**SET PROBLEM:** Copy out every line containing the word "ylabel".

### THE INPUT ###

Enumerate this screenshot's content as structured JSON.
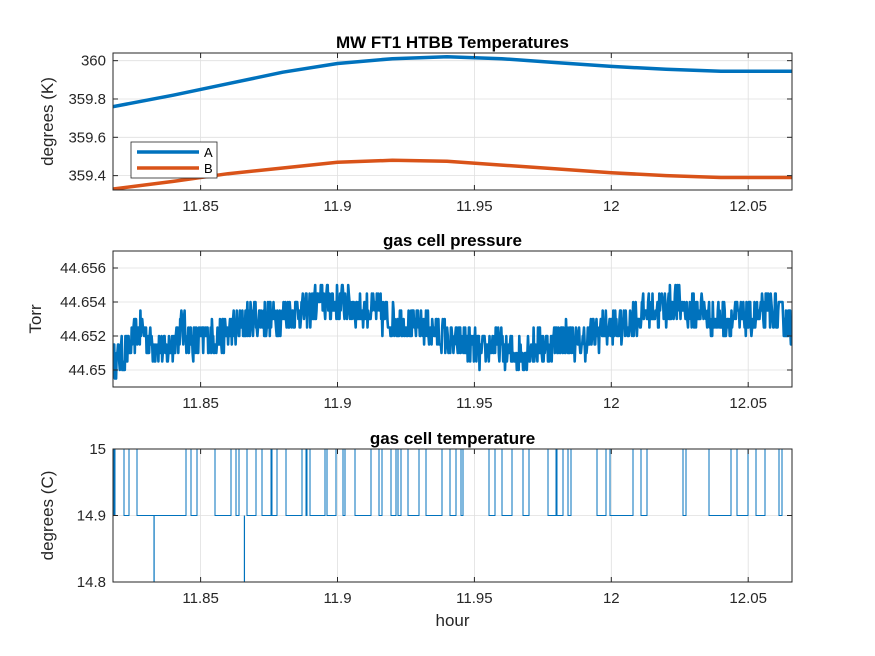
{
  "chart_data": [
    {
      "type": "line",
      "title": "MW FT1 HTBB Temperatures",
      "xlabel": "",
      "ylabel": "degrees (K)",
      "xlim": [
        11.818,
        12.066
      ],
      "ylim": [
        359.325,
        360.04
      ],
      "xticks": [
        11.85,
        11.9,
        11.95,
        12,
        12.05
      ],
      "xtick_labels": [
        "11.85",
        "11.9",
        "11.95",
        "12",
        "12.05"
      ],
      "yticks": [
        359.4,
        359.6,
        359.8,
        360
      ],
      "ytick_labels": [
        "359.4",
        "359.6",
        "359.8",
        "360"
      ],
      "grid": true,
      "legend_position": "bottom-left",
      "series": [
        {
          "name": "A",
          "color": "#0072BD",
          "x": [
            11.818,
            11.84,
            11.86,
            11.88,
            11.9,
            11.92,
            11.94,
            11.96,
            11.98,
            12.0,
            12.02,
            12.04,
            12.066
          ],
          "y": [
            359.76,
            359.82,
            359.88,
            359.94,
            359.985,
            360.01,
            360.02,
            360.01,
            359.99,
            359.97,
            359.955,
            359.945,
            359.945
          ]
        },
        {
          "name": "B",
          "color": "#D95319",
          "x": [
            11.818,
            11.84,
            11.86,
            11.88,
            11.9,
            11.92,
            11.94,
            11.96,
            11.98,
            12.0,
            12.02,
            12.04,
            12.066
          ],
          "y": [
            359.33,
            359.37,
            359.41,
            359.44,
            359.47,
            359.48,
            359.475,
            359.455,
            359.435,
            359.415,
            359.4,
            359.39,
            359.39
          ]
        }
      ]
    },
    {
      "type": "line",
      "title": "gas cell pressure",
      "xlabel": "",
      "ylabel": "Torr",
      "xlim": [
        11.818,
        12.066
      ],
      "ylim": [
        44.649,
        44.657
      ],
      "xticks": [
        11.85,
        11.9,
        11.95,
        12,
        12.05
      ],
      "xtick_labels": [
        "11.85",
        "11.9",
        "11.95",
        "12",
        "12.05"
      ],
      "yticks": [
        44.65,
        44.652,
        44.654,
        44.656
      ],
      "ytick_labels": [
        "44.65",
        "44.652",
        "44.654",
        "44.656"
      ],
      "grid": true,
      "series": [
        {
          "color": "#0072BD",
          "x": [
            11.818,
            11.823,
            11.828,
            11.833,
            11.838,
            11.843,
            11.848,
            11.853,
            11.858,
            11.863,
            11.868,
            11.873,
            11.878,
            11.883,
            11.888,
            11.893,
            11.898,
            11.903,
            11.908,
            11.913,
            11.918,
            11.923,
            11.928,
            11.933,
            11.938,
            11.943,
            11.948,
            11.953,
            11.958,
            11.963,
            11.968,
            11.973,
            11.978,
            11.983,
            11.988,
            11.993,
            11.998,
            12.003,
            12.008,
            12.013,
            12.018,
            12.023,
            12.028,
            12.033,
            12.038,
            12.043,
            12.048,
            12.053,
            12.058,
            12.063,
            12.066
          ],
          "y": [
            44.6505,
            44.651,
            44.6525,
            44.6515,
            44.651,
            44.6525,
            44.6515,
            44.652,
            44.652,
            44.6525,
            44.653,
            44.653,
            44.653,
            44.6535,
            44.6535,
            44.654,
            44.654,
            44.654,
            44.6535,
            44.6535,
            44.653,
            44.653,
            44.6525,
            44.6525,
            44.652,
            44.6515,
            44.6515,
            44.651,
            44.6515,
            44.651,
            44.651,
            44.6515,
            44.6515,
            44.652,
            44.6515,
            44.652,
            44.6525,
            44.6525,
            44.653,
            44.6535,
            44.6535,
            44.654,
            44.6535,
            44.6535,
            44.653,
            44.653,
            44.653,
            44.653,
            44.6535,
            44.653,
            44.6525
          ]
        }
      ]
    },
    {
      "type": "line",
      "title": "gas cell temperature",
      "xlabel": "hour",
      "ylabel": "degrees (C)",
      "xlim": [
        11.818,
        12.066
      ],
      "ylim": [
        14.8,
        15
      ],
      "xticks": [
        11.85,
        11.9,
        11.95,
        12,
        12.05
      ],
      "xtick_labels": [
        "11.85",
        "11.9",
        "11.95",
        "12",
        "12.05"
      ],
      "yticks": [
        14.8,
        14.9,
        15
      ],
      "ytick_labels": [
        "14.8",
        "14.9",
        "15"
      ],
      "grid": true,
      "levels": [
        14.9,
        15
      ],
      "dips": [
        {
          "x": 11.833,
          "y": 14.8
        },
        {
          "x": 11.866,
          "y": 14.8
        }
      ],
      "series": [
        {
          "color": "#0072BD"
        }
      ]
    }
  ]
}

###

**CORRECT RESPONSE:**
      "ylabel": "degrees (K)",
      "ylabel": "Torr",
      "ylabel": "degrees (C)",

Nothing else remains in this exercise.